= SHORT TASK =
Return the complete listing that follows, with each line reproduced exactly.

= Figure data in JSON =
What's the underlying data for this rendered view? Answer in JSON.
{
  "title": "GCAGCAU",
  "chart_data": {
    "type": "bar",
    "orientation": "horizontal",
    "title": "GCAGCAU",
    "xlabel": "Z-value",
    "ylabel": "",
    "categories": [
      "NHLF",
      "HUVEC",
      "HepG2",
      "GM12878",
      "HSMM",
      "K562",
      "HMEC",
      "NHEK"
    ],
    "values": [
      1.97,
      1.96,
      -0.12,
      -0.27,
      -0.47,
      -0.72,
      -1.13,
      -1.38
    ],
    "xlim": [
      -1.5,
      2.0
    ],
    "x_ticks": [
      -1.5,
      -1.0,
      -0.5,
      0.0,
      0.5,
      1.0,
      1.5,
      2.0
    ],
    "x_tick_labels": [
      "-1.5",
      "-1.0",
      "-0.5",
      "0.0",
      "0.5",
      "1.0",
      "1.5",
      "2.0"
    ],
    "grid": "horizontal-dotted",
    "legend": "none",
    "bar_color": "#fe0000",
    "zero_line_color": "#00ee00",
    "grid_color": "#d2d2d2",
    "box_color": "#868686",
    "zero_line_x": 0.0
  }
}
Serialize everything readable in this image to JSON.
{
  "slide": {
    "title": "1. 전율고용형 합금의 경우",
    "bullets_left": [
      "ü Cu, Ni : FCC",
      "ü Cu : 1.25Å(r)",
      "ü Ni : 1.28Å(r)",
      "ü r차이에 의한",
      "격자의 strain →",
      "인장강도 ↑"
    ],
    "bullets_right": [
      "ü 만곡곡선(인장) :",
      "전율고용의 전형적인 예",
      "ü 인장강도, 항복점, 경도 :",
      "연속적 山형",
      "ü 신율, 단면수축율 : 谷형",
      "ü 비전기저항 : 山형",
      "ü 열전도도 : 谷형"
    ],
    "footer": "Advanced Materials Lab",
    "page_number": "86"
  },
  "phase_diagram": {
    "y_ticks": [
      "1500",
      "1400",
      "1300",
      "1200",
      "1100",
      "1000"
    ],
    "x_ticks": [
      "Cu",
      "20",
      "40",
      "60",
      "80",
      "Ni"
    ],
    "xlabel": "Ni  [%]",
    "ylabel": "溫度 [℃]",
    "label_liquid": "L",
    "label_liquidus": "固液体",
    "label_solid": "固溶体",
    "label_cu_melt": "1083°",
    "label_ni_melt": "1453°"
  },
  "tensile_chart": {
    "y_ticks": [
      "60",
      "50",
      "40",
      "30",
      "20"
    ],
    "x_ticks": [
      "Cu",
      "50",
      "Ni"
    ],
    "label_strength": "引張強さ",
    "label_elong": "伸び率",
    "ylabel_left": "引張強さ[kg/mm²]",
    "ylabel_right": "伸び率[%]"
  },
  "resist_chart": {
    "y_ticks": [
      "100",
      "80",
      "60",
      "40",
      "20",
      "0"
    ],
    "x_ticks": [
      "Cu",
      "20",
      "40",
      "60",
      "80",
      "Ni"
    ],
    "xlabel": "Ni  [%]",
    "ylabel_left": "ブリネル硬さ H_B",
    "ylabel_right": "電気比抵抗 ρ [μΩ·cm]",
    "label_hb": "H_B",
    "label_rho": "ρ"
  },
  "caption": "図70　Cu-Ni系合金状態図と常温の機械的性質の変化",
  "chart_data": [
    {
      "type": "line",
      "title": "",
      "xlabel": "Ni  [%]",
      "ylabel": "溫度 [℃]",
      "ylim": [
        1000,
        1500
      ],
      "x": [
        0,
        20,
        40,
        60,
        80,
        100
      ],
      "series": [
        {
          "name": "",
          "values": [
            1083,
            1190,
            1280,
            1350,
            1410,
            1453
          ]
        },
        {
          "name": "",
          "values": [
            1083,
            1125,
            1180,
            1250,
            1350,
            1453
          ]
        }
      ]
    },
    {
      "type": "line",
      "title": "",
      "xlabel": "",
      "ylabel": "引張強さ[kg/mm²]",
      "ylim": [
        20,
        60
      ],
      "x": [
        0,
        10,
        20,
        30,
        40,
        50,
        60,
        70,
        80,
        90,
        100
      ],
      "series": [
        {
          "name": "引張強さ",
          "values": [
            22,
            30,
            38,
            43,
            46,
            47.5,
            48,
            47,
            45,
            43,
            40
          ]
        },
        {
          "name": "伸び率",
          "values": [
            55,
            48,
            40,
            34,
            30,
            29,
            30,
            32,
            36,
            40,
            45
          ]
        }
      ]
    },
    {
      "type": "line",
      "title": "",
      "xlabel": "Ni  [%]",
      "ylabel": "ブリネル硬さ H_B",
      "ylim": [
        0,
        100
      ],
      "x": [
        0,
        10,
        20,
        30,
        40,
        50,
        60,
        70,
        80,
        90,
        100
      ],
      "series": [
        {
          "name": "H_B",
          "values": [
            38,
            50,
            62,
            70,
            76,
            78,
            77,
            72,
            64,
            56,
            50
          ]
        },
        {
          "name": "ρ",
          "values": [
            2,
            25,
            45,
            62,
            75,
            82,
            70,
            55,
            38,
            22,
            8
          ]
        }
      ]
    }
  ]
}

= ANSWER TO THIS EXERCISE =
What's the underlying data for this rendered view? Answer in JSON.
{
  "title": "GCAGCAU",
  "chart_data": {
    "type": "bar",
    "orientation": "horizontal",
    "title": "GCAGCAU",
    "xlabel": "Z-value",
    "ylabel": "",
    "categories": [
      "NHLF",
      "HUVEC",
      "HepG2",
      "GM12878",
      "HSMM",
      "K562",
      "HMEC",
      "NHEK"
    ],
    "values": [
      1.97,
      1.96,
      -0.12,
      -0.27,
      -0.47,
      -0.72,
      -1.13,
      -1.38
    ],
    "xlim": [
      -1.5,
      2.0
    ],
    "x_ticks": [
      -1.5,
      -1.0,
      -0.5,
      0.0,
      0.5,
      1.0,
      1.5,
      2.0
    ],
    "x_tick_labels": [
      "-1.5",
      "-1.0",
      "-0.5",
      "0.0",
      "0.5",
      "1.0",
      "1.5",
      "2.0"
    ],
    "grid": "horizontal-dotted",
    "legend": "none",
    "bar_color": "#fe0000",
    "zero_line_color": "#00ee00",
    "grid_color": "#d2d2d2",
    "box_color": "#868686",
    "zero_line_x": 0.0
  }
}
Serialize everything readable in this image to JSON.
{
  "slide": {
    "title": "1. 전율고용형 합금의 경우",
    "bullets_left": [
      "ü Cu, Ni : FCC",
      "ü Cu : 1.25Å(r)",
      "ü Ni : 1.28Å(r)",
      "ü r차이에 의한",
      "격자의 strain →",
      "인장강도 ↑"
    ],
    "bullets_right": [
      "ü 만곡곡선(인장) :",
      "전율고용의 전형적인 예",
      "ü 인장강도, 항복점, 경도 :",
      "연속적 山형",
      "ü 신율, 단면수축율 : 谷형",
      "ü 비전기저항 : 山형",
      "ü 열전도도 : 谷형"
    ],
    "footer": "Advanced Materials Lab",
    "page_number": "86"
  },
  "phase_diagram": {
    "y_ticks": [
      "1500",
      "1400",
      "1300",
      "1200",
      "1100",
      "1000"
    ],
    "x_ticks": [
      "Cu",
      "20",
      "40",
      "60",
      "80",
      "Ni"
    ],
    "xlabel": "Ni  [%]",
    "ylabel": "溫度 [℃]",
    "label_liquid": "L",
    "label_liquidus": "固液体",
    "label_solid": "固溶体",
    "label_cu_melt": "1083°",
    "label_ni_melt": "1453°"
  },
  "tensile_chart": {
    "y_ticks": [
      "60",
      "50",
      "40",
      "30",
      "20"
    ],
    "x_ticks": [
      "Cu",
      "50",
      "Ni"
    ],
    "label_strength": "引張強さ",
    "label_elong": "伸び率",
    "ylabel_left": "引張強さ[kg/mm²]",
    "ylabel_right": "伸び率[%]"
  },
  "resist_chart": {
    "y_ticks": [
      "100",
      "80",
      "60",
      "40",
      "20",
      "0"
    ],
    "x_ticks": [
      "Cu",
      "20",
      "40",
      "60",
      "80",
      "Ni"
    ],
    "xlabel": "Ni  [%]",
    "ylabel_left": "ブリネル硬さ H_B",
    "ylabel_right": "電気比抵抗 ρ [μΩ·cm]",
    "label_hb": "H_B",
    "label_rho": "ρ"
  },
  "caption": "図70　Cu-Ni系合金状態図と常温の機械的性質の変化",
  "chart_data": [
    {
      "type": "line",
      "title": "",
      "xlabel": "Ni  [%]",
      "ylabel": "溫度 [℃]",
      "ylim": [
        1000,
        1500
      ],
      "x": [
        0,
        20,
        40,
        60,
        80,
        100
      ],
      "series": [
        {
          "name": "",
          "values": [
            1083,
            1190,
            1280,
            1350,
            1410,
            1453
          ]
        },
        {
          "name": "",
          "values": [
            1083,
            1125,
            1180,
            1250,
            1350,
            1453
          ]
        }
      ]
    },
    {
      "type": "line",
      "title": "",
      "xlabel": "",
      "ylabel": "引張強さ[kg/mm²]",
      "ylim": [
        20,
        60
      ],
      "x": [
        0,
        10,
        20,
        30,
        40,
        50,
        60,
        70,
        80,
        90,
        100
      ],
      "series": [
        {
          "name": "引張強さ",
          "values": [
            22,
            30,
            38,
            43,
            46,
            47.5,
            48,
            47,
            45,
            43,
            40
          ]
        },
        {
          "name": "伸び率",
          "values": [
            55,
            48,
            40,
            34,
            30,
            29,
            30,
            32,
            36,
            40,
            45
          ]
        }
      ]
    },
    {
      "type": "line",
      "title": "",
      "xlabel": "Ni  [%]",
      "ylabel": "ブリネル硬さ H_B",
      "ylim": [
        0,
        100
      ],
      "x": [
        0,
        10,
        20,
        30,
        40,
        50,
        60,
        70,
        80,
        90,
        100
      ],
      "series": [
        {
          "name": "H_B",
          "values": [
            38,
            50,
            62,
            70,
            76,
            78,
            77,
            72,
            64,
            56,
            50
          ]
        },
        {
          "name": "ρ",
          "values": [
            2,
            25,
            45,
            62,
            75,
            82,
            70,
            55,
            38,
            22,
            8
          ]
        }
      ]
    }
  ]
}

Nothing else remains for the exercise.